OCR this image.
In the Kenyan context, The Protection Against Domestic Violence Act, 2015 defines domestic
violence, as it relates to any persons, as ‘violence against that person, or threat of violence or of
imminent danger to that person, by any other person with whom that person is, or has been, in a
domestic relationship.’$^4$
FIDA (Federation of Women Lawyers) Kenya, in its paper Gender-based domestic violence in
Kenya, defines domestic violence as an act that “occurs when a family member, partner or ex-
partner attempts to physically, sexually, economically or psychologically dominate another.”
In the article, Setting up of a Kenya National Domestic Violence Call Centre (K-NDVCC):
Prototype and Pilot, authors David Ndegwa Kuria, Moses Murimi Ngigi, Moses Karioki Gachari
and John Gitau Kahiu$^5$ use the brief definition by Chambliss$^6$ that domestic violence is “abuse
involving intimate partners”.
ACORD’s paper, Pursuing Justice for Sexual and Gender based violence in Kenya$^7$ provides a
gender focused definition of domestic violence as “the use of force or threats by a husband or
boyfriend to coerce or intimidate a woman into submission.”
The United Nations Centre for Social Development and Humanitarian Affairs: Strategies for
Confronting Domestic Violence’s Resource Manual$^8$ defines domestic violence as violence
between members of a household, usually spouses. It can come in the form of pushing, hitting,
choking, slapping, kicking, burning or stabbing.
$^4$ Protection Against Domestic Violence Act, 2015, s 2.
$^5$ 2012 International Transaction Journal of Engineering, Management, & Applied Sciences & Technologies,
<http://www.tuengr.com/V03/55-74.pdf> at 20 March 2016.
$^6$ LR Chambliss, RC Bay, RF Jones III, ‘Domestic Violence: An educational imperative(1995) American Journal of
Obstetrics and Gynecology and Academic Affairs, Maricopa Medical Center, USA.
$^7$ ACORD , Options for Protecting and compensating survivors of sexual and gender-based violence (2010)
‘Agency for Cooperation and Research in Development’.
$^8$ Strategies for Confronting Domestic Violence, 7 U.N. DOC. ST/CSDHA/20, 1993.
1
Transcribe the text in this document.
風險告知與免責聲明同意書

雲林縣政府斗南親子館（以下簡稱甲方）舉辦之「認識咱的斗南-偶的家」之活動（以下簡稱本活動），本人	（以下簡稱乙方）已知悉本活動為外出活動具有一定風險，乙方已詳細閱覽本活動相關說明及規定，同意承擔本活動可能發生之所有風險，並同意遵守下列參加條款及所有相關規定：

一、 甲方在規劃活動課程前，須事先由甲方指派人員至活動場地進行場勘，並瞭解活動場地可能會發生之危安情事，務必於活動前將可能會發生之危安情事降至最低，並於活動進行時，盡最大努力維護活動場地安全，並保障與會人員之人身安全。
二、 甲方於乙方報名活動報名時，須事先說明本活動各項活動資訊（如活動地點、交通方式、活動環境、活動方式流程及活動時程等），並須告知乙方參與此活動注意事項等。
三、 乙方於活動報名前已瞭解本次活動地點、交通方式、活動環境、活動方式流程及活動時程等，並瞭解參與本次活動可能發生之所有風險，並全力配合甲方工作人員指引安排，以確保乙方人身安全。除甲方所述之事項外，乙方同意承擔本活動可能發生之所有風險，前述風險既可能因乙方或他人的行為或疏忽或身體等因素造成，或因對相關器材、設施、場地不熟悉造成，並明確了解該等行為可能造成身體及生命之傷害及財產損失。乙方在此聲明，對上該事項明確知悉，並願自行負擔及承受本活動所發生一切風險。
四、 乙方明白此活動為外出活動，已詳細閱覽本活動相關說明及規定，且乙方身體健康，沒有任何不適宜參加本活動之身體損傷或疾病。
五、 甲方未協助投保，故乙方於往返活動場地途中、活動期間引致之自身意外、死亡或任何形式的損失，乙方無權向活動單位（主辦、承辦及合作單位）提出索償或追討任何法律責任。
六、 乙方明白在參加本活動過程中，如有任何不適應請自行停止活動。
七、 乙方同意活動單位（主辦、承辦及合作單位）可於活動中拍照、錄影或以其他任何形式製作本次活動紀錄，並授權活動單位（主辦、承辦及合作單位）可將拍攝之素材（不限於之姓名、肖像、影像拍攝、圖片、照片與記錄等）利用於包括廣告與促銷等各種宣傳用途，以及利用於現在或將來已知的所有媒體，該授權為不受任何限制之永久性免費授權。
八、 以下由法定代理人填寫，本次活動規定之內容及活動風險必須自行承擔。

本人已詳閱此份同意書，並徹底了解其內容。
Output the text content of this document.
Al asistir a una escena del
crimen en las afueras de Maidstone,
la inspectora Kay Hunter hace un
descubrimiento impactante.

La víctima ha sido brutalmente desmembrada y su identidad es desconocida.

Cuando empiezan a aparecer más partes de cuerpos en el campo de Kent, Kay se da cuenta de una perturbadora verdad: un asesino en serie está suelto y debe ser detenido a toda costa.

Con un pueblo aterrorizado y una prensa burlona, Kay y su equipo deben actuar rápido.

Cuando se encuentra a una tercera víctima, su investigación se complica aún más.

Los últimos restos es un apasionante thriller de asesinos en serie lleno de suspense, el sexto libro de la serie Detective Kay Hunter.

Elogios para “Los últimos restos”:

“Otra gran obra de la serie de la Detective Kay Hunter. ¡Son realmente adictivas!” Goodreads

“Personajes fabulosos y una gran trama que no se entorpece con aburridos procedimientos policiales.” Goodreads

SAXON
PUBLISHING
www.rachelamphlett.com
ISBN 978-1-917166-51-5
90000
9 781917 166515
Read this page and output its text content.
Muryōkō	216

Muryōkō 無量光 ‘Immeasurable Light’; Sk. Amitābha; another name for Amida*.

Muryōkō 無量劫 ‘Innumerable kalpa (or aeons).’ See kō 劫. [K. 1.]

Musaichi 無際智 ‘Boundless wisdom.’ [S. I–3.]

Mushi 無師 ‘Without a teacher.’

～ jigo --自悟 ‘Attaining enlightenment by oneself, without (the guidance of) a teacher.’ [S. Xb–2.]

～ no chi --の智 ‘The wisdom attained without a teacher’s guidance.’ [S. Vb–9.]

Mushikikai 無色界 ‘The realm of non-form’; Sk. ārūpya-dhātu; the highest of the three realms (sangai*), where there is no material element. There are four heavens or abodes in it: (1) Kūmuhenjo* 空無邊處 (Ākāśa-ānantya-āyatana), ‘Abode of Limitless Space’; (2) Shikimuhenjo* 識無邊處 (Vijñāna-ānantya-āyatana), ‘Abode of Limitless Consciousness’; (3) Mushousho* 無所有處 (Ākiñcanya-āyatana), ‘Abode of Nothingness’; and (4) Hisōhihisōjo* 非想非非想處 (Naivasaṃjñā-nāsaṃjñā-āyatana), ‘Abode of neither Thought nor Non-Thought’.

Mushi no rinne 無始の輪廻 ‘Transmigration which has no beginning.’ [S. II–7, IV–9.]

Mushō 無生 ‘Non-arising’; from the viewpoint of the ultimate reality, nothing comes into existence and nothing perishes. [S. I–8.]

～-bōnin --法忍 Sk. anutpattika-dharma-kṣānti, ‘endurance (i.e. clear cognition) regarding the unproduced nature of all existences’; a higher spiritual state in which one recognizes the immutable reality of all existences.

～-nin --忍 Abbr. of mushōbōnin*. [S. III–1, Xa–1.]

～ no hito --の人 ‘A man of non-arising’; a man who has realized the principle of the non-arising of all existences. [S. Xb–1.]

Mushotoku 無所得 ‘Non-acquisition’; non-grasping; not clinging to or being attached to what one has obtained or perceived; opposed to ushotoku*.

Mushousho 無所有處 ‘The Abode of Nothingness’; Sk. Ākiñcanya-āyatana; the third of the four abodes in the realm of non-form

### [WORK REQUIRED]
From the listing above, extract every line exactly as it stands.

### [ANSWER BELOW]
OCR this image.
In the Kenyan context, The Protection Against Domestic Violence Act, 2015 defines domestic
violence, as it relates to any persons, as ‘violence against that person, or threat of violence or of
imminent danger to that person, by any other person with whom that person is, or has been, in a
domestic relationship.’$^4$
FIDA (Federation of Women Lawyers) Kenya, in its paper Gender-based domestic violence in
Kenya, defines domestic violence as an act that “occurs when a family member, partner or ex-
partner attempts to physically, sexually, economically or psychologically dominate another.”
In the article, Setting up of a Kenya National Domestic Violence Call Centre (K-NDVCC):
Prototype and Pilot, authors David Ndegwa Kuria, Moses Murimi Ngigi, Moses Karioki Gachari
and John Gitau Kahiu$^5$ use the brief definition by Chambliss$^6$ that domestic violence is “abuse
involving intimate partners”.
ACORD’s paper, Pursuing Justice for Sexual and Gender based violence in Kenya$^7$ provides a
gender focused definition of domestic violence as “the use of force or threats by a husband or
boyfriend to coerce or intimidate a woman into submission.”
The United Nations Centre for Social Development and Humanitarian Affairs: Strategies for
Confronting Domestic Violence’s Resource Manual$^8$ defines domestic violence as violence
between members of a household, usually spouses. It can come in the form of pushing, hitting,
choking, slapping, kicking, burning or stabbing.
$^4$ Protection Against Domestic Violence Act, 2015, s 2.
$^5$ 2012 International Transaction Journal of Engineering, Management, & Applied Sciences & Technologies,
<http://www.tuengr.com/V03/55-74.pdf> at 20 March 2016.
$^6$ LR Chambliss, RC Bay, RF Jones III, ‘Domestic Violence: An educational imperative(1995) American Journal of
Obstetrics and Gynecology and Academic Affairs, Maricopa Medical Center, USA.
$^7$ ACORD , Options for Protecting and compensating survivors of sexual and gender-based violence (2010)
‘Agency for Cooperation and Research in Development’.
$^8$ Strategies for Confronting Domestic Violence, 7 U.N. DOC. ST/CSDHA/20, 1993.
1
Transcribe the text in this document.
風險告知與免責聲明同意書

雲林縣政府斗南親子館（以下簡稱甲方）舉辦之「認識咱的斗南-偶的家」之活動（以下簡稱本活動），本人	（以下簡稱乙方）已知悉本活動為外出活動具有一定風險，乙方已詳細閱覽本活動相關說明及規定，同意承擔本活動可能發生之所有風險，並同意遵守下列參加條款及所有相關規定：

一、 甲方在規劃活動課程前，須事先由甲方指派人員至活動場地進行場勘，並瞭解活動場地可能會發生之危安情事，務必於活動前將可能會發生之危安情事降至最低，並於活動進行時，盡最大努力維護活動場地安全，並保障與會人員之人身安全。
二、 甲方於乙方報名活動報名時，須事先說明本活動各項活動資訊（如活動地點、交通方式、活動環境、活動方式流程及活動時程等），並須告知乙方參與此活動注意事項等。
三、 乙方於活動報名前已瞭解本次活動地點、交通方式、活動環境、活動方式流程及活動時程等，並瞭解參與本次活動可能發生之所有風險，並全力配合甲方工作人員指引安排，以確保乙方人身安全。除甲方所述之事項外，乙方同意承擔本活動可能發生之所有風險，前述風險既可能因乙方或他人的行為或疏忽或身體等因素造成，或因對相關器材、設施、場地不熟悉造成，並明確了解該等行為可能造成身體及生命之傷害及財產損失。乙方在此聲明，對上該事項明確知悉，並願自行負擔及承受本活動所發生一切風險。
四、 乙方明白此活動為外出活動，已詳細閱覽本活動相關說明及規定，且乙方身體健康，沒有任何不適宜參加本活動之身體損傷或疾病。
五、 甲方未協助投保，故乙方於往返活動場地途中、活動期間引致之自身意外、死亡或任何形式的損失，乙方無權向活動單位（主辦、承辦及合作單位）提出索償或追討任何法律責任。
六、 乙方明白在參加本活動過程中，如有任何不適應請自行停止活動。
七、 乙方同意活動單位（主辦、承辦及合作單位）可於活動中拍照、錄影或以其他任何形式製作本次活動紀錄，並授權活動單位（主辦、承辦及合作單位）可將拍攝之素材（不限於之姓名、肖像、影像拍攝、圖片、照片與記錄等）利用於包括廣告與促銷等各種宣傳用途，以及利用於現在或將來已知的所有媒體，該授權為不受任何限制之永久性免費授權。
八、 以下由法定代理人填寫，本次活動規定之內容及活動風險必須自行承擔。

本人已詳閱此份同意書，並徹底了解其內容。
Output the text content of this document.
Al asistir a una escena del
crimen en las afueras de Maidstone,
la inspectora Kay Hunter hace un
descubrimiento impactante.

La víctima ha sido brutalmente desmembrada y su identidad es desconocida.

Cuando empiezan a aparecer más partes de cuerpos en el campo de Kent, Kay se da cuenta de una perturbadora verdad: un asesino en serie está suelto y debe ser detenido a toda costa.

Con un pueblo aterrorizado y una prensa burlona, Kay y su equipo deben actuar rápido.

Cuando se encuentra a una tercera víctima, su investigación se complica aún más.

Los últimos restos es un apasionante thriller de asesinos en serie lleno de suspense, el sexto libro de la serie Detective Kay Hunter.

Elogios para “Los últimos restos”:

“Otra gran obra de la serie de la Detective Kay Hunter. ¡Son realmente adictivas!” Goodreads

“Personajes fabulosos y una gran trama que no se entorpece con aburridos procedimientos policiales.” Goodreads

SAXON
PUBLISHING
www.rachelamphlett.com
ISBN 978-1-917166-51-5
90000
9 781917 166515
Read this page and output its text content.
Muryōkō	216

Muryōkō 無量光 ‘Immeasurable Light’; Sk. Amitābha; another name for Amida*.

Muryōkō 無量劫 ‘Innumerable kalpa (or aeons).’ See kō 劫. [K. 1.]

Musaichi 無際智 ‘Boundless wisdom.’ [S. I–3.]

Mushi 無師 ‘Without a teacher.’

～ jigo --自悟 ‘Attaining enlightenment by oneself, without (the guidance of) a teacher.’ [S. Xb–2.]

～ no chi --の智 ‘The wisdom attained without a teacher’s guidance.’ [S. Vb–9.]

Mushikikai 無色界 ‘The realm of non-form’; Sk. ārūpya-dhātu; the highest of the three realms (sangai*), where there is no material element. There are four heavens or abodes in it: (1) Kūmuhenjo* 空無邊處 (Ākāśa-ānantya-āyatana), ‘Abode of Limitless Space’; (2) Shikimuhenjo* 識無邊處 (Vijñāna-ānantya-āyatana), ‘Abode of Limitless Consciousness’; (3) Mushousho* 無所有處 (Ākiñcanya-āyatana), ‘Abode of Nothingness’; and (4) Hisōhihisōjo* 非想非非想處 (Naivasaṃjñā-nāsaṃjñā-āyatana), ‘Abode of neither Thought nor Non-Thought’.

Mushi no rinne 無始の輪廻 ‘Transmigration which has no beginning.’ [S. II–7, IV–9.]

Mushō 無生 ‘Non-arising’; from the viewpoint of the ultimate reality, nothing comes into existence and nothing perishes. [S. I–8.]

～-bōnin --法忍 Sk. anutpattika-dharma-kṣānti, ‘endurance (i.e. clear cognition) regarding the unproduced nature of all existences’; a higher spiritual state in which one recognizes the immutable reality of all existences.

～-nin --忍 Abbr. of mushōbōnin*. [S. III–1, Xa–1.]

～ no hito --の人 ‘A man of non-arising’; a man who has realized the principle of the non-arising of all existences. [S. Xb–1.]

Mushotoku 無所得 ‘Non-acquisition’; non-grasping; not clinging to or being attached to what one has obtained or perceived; opposed to ushotoku*.

Mushousho 無所有處 ‘The Abode of Nothingness’; Sk. Ākiñcanya-āyatana; the third of the four abodes in the realm of non-form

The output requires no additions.